◆ **GIVEN PROBLEM**:
Give the data below again exactly as written, without its pictures.

**********

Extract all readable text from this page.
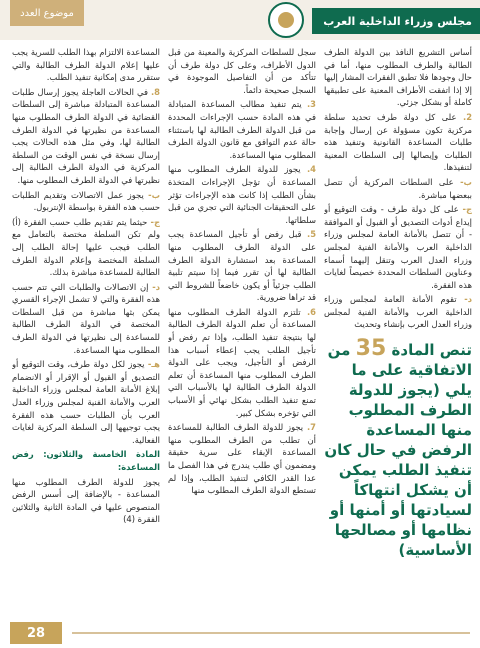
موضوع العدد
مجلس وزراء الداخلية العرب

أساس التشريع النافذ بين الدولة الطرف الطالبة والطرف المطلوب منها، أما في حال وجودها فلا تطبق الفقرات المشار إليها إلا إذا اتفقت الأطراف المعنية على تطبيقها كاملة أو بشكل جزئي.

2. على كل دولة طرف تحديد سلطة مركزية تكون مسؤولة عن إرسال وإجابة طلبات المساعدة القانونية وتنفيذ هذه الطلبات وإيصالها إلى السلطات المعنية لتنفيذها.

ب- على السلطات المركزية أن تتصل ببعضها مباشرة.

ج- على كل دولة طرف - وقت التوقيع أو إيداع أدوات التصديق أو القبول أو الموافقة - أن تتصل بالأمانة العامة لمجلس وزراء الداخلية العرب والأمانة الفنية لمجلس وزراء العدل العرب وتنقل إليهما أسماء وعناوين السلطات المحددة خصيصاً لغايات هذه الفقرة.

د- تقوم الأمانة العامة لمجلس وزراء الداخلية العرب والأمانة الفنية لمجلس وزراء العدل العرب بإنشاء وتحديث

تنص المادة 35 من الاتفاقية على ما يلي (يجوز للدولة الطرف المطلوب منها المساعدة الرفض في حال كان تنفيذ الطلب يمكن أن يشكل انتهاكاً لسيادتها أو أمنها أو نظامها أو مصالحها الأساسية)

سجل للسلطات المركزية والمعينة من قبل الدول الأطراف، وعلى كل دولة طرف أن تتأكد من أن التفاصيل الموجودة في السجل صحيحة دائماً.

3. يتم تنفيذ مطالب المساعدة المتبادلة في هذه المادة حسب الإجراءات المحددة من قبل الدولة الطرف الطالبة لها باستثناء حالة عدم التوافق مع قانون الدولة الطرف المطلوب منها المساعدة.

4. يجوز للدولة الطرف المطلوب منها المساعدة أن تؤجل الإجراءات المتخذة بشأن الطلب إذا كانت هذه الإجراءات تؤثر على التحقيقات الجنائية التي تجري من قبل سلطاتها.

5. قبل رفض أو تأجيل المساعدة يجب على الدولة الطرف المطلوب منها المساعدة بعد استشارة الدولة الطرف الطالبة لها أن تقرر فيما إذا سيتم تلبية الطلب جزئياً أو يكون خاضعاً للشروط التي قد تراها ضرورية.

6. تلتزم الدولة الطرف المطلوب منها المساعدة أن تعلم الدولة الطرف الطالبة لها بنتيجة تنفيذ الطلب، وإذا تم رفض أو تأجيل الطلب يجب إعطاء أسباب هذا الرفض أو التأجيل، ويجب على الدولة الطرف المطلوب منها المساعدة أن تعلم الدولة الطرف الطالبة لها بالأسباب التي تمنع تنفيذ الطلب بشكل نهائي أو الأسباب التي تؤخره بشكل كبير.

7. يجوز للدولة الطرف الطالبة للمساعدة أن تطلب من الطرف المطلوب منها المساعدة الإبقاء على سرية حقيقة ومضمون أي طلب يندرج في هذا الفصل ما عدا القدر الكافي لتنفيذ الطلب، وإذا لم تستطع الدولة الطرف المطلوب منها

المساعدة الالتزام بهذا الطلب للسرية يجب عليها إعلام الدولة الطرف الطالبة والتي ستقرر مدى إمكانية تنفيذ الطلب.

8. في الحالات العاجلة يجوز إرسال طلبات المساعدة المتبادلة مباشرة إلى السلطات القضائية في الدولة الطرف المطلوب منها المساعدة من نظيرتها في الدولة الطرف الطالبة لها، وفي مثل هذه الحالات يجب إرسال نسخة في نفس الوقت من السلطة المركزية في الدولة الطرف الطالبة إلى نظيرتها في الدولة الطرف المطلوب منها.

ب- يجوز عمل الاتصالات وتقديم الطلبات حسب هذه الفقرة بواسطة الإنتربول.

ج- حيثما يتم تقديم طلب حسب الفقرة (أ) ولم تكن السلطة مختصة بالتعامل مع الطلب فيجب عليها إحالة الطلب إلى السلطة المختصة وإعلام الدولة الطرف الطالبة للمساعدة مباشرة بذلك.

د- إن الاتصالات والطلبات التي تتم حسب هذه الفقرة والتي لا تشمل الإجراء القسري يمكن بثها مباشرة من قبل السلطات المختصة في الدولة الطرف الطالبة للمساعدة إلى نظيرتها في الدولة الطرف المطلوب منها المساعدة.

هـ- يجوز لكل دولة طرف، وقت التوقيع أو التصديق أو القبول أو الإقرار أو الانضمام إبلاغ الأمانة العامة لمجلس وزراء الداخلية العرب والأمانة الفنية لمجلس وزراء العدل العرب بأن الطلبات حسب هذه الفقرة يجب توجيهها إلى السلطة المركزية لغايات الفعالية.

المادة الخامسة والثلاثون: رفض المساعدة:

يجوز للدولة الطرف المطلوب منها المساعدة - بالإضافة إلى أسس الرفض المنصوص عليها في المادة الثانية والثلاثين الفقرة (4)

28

**********

◆ **FULL ANSWER**:
Extract all readable text from this page.
موضوع العدد
مجلس وزراء الداخلية العرب

أساس التشريع النافذ بين الدولة الطرف الطالبة والطرف المطلوب منها، أما في حال وجودها فلا تطبق الفقرات المشار إليها إلا إذا اتفقت الأطراف المعنية على تطبيقها كاملة أو بشكل جزئي.

2. على كل دولة طرف تحديد سلطة مركزية تكون مسؤولة عن إرسال وإجابة طلبات المساعدة القانونية وتنفيذ هذه الطلبات وإيصالها إلى السلطات المعنية لتنفيذها.

ب- على السلطات المركزية أن تتصل ببعضها مباشرة.

ج- على كل دولة طرف - وقت التوقيع أو إيداع أدوات التصديق أو القبول أو الموافقة - أن تتصل بالأمانة العامة لمجلس وزراء الداخلية العرب والأمانة الفنية لمجلس وزراء العدل العرب وتنقل إليهما أسماء وعناوين السلطات المحددة خصيصاً لغايات هذه الفقرة.

د- تقوم الأمانة العامة لمجلس وزراء الداخلية العرب والأمانة الفنية لمجلس وزراء العدل العرب بإنشاء وتحديث

تنص المادة 35 من الاتفاقية على ما يلي (يجوز للدولة الطرف المطلوب منها المساعدة الرفض في حال كان تنفيذ الطلب يمكن أن يشكل انتهاكاً لسيادتها أو أمنها أو نظامها أو مصالحها الأساسية)

سجل للسلطات المركزية والمعينة من قبل الدول الأطراف، وعلى كل دولة طرف أن تتأكد من أن التفاصيل الموجودة في السجل صحيحة دائماً.

3. يتم تنفيذ مطالب المساعدة المتبادلة في هذه المادة حسب الإجراءات المحددة من قبل الدولة الطرف الطالبة لها باستثناء حالة عدم التوافق مع قانون الدولة الطرف المطلوب منها المساعدة.

4. يجوز للدولة الطرف المطلوب منها المساعدة أن تؤجل الإجراءات المتخذة بشأن الطلب إذا كانت هذه الإجراءات تؤثر على التحقيقات الجنائية التي تجري من قبل سلطاتها.

5. قبل رفض أو تأجيل المساعدة يجب على الدولة الطرف المطلوب منها المساعدة بعد استشارة الدولة الطرف الطالبة لها أن تقرر فيما إذا سيتم تلبية الطلب جزئياً أو يكون خاضعاً للشروط التي قد تراها ضرورية.

6. تلتزم الدولة الطرف المطلوب منها المساعدة أن تعلم الدولة الطرف الطالبة لها بنتيجة تنفيذ الطلب، وإذا تم رفض أو تأجيل الطلب يجب إعطاء أسباب هذا الرفض أو التأجيل، ويجب على الدولة الطرف المطلوب منها المساعدة أن تعلم الدولة الطرف الطالبة لها بالأسباب التي تمنع تنفيذ الطلب بشكل نهائي أو الأسباب التي تؤخره بشكل كبير.

7. يجوز للدولة الطرف الطالبة للمساعدة أن تطلب من الطرف المطلوب منها المساعدة الإبقاء على سرية حقيقة ومضمون أي طلب يندرج في هذا الفصل ما عدا القدر الكافي لتنفيذ الطلب، وإذا لم تستطع الدولة الطرف المطلوب منها

المساعدة الالتزام بهذا الطلب للسرية يجب عليها إعلام الدولة الطرف الطالبة والتي ستقرر مدى إمكانية تنفيذ الطلب.

8. في الحالات العاجلة يجوز إرسال طلبات المساعدة المتبادلة مباشرة إلى السلطات القضائية في الدولة الطرف المطلوب منها المساعدة من نظيرتها في الدولة الطرف الطالبة لها، وفي مثل هذه الحالات يجب إرسال نسخة في نفس الوقت من السلطة المركزية في الدولة الطرف الطالبة إلى نظيرتها في الدولة الطرف المطلوب منها.

ب- يجوز عمل الاتصالات وتقديم الطلبات حسب هذه الفقرة بواسطة الإنتربول.

ج- حيثما يتم تقديم طلب حسب الفقرة (أ) ولم تكن السلطة مختصة بالتعامل مع الطلب فيجب عليها إحالة الطلب إلى السلطة المختصة وإعلام الدولة الطرف الطالبة للمساعدة مباشرة بذلك.

د- إن الاتصالات والطلبات التي تتم حسب هذه الفقرة والتي لا تشمل الإجراء القسري يمكن بثها مباشرة من قبل السلطات المختصة في الدولة الطرف الطالبة للمساعدة إلى نظيرتها في الدولة الطرف المطلوب منها المساعدة.

هـ- يجوز لكل دولة طرف، وقت التوقيع أو التصديق أو القبول أو الإقرار أو الانضمام إبلاغ الأمانة العامة لمجلس وزراء الداخلية العرب والأمانة الفنية لمجلس وزراء العدل العرب بأن الطلبات حسب هذه الفقرة يجب توجيهها إلى السلطة المركزية لغايات الفعالية.

المادة الخامسة والثلاثون: رفض المساعدة:

يجوز للدولة الطرف المطلوب منها المساعدة - بالإضافة إلى أسس الرفض المنصوص عليها في المادة الثانية والثلاثين الفقرة (4)

28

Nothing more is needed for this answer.